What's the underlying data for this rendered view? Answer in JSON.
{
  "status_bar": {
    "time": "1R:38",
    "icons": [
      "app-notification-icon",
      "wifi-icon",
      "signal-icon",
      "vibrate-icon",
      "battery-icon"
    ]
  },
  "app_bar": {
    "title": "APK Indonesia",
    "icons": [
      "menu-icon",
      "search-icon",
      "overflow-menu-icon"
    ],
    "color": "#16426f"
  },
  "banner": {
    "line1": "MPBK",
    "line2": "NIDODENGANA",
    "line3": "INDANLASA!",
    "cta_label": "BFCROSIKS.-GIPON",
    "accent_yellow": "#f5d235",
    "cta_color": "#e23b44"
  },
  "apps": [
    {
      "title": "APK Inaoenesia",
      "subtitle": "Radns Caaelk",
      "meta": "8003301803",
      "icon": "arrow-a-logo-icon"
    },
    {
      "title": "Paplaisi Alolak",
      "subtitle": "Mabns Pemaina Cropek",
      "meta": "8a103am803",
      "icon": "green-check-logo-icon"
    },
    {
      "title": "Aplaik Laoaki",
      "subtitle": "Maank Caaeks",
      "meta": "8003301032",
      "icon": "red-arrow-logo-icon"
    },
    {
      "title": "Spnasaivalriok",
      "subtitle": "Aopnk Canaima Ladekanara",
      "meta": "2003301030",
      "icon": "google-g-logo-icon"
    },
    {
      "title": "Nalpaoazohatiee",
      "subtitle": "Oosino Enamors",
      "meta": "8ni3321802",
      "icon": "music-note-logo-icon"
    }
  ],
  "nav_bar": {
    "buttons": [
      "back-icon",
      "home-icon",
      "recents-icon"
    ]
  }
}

—————

- **WHAT YOU SHOULD DO**:
Select from the material above each line in which the string "logo" appears, and list those lines.

- **TASK ANSWER**:
      "icon": "arrow-a-logo-icon"
      "icon": "green-check-logo-icon"
      "icon": "red-arrow-logo-icon"
      "icon": "google-g-logo-icon"
      "icon": "music-note-logo-icon"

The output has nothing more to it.